Find the lines containing "proximity" and say how many there are, with no other words.

·····

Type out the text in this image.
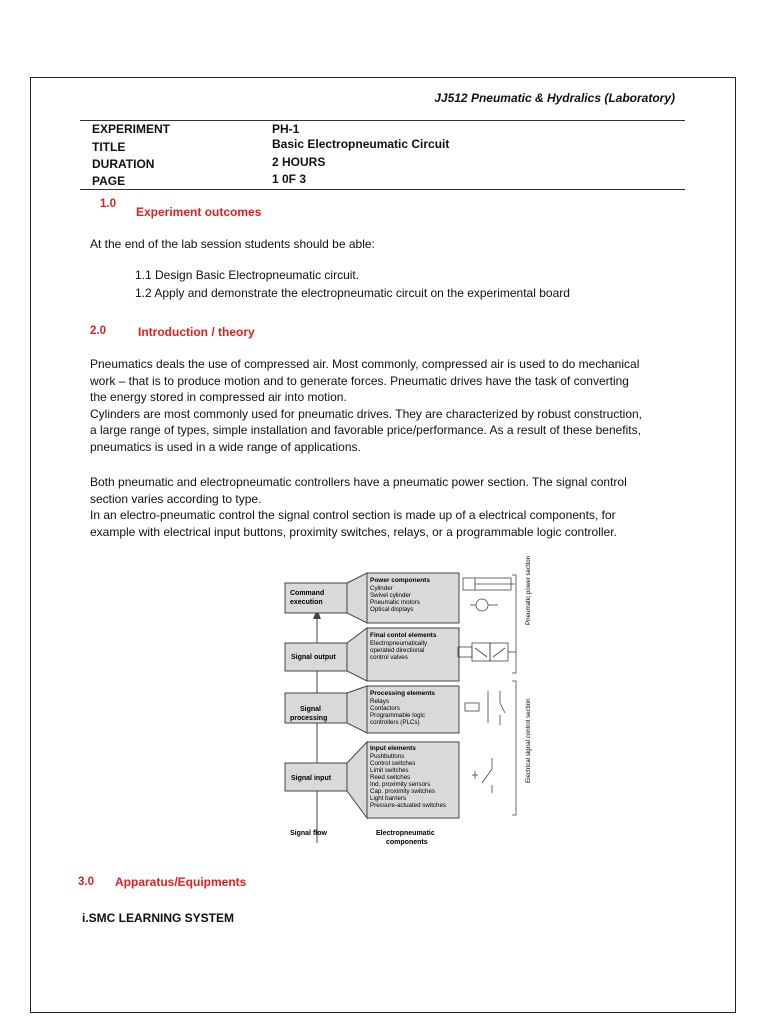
JJ512 Pneumatic & Hydralics (Laboratory)
EXPERIMENT	PH-1
TITLE	Basic Electropneumatic Circuit
DURATION	2 HOURS
PAGE	1 0F 3
1.0
Experiment outcomes

At the end of the lab session students should be able:

1.1 Design Basic Electropneumatic circuit.
1.2 Apply and demonstrate the electropneumatic circuit on the experimental board
2.0	Introduction / theory

Pneumatics deals the use of compressed air. Most commonly, compressed air is used to do mechanical

work – that is to produce motion and to generate forces. Pneumatic drives have the task of converting

the energy stored in compressed air into motion.

Cylinders are most commonly used for pneumatic drives. They are characterized by robust construction,

a large range of types, simple installation and favorable price/performance. As a result of these benefits,

pneumatics is used in a wide range of applications.

Both pneumatic and electropneumatic controllers have a pneumatic power section. The signal control

section varies according to type.

In an electro-pneumatic control the signal control section is made up of a electrical components, for

example with electrical input buttons, proximity switches, relays, or a programmable logic controller.

Command execution
Signal output
Signal processing
Signal input
Power components
Cylinder
Swivel cylinder
Pneumatic motors
Optical displays
Final contol elements
Electropneumatically
operated directional
control valves
Processing elements
Relays
Contactors
Programmable logic
controllers (PLCs)
Input elements
Pushbuttons
Control switches
Limit switches
Reed switches
Ind. proximity sensors
Cap. proximity switches
Light barriers
Pressure-actuated switches
Pneumatic power section
Electrical signal control section
Signal flow	Electropneumatic
components
3.0 Apparatus/Equipments
i.SMC LEARNING SYSTEM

·····

# [WRITTEN RESPONSE]
3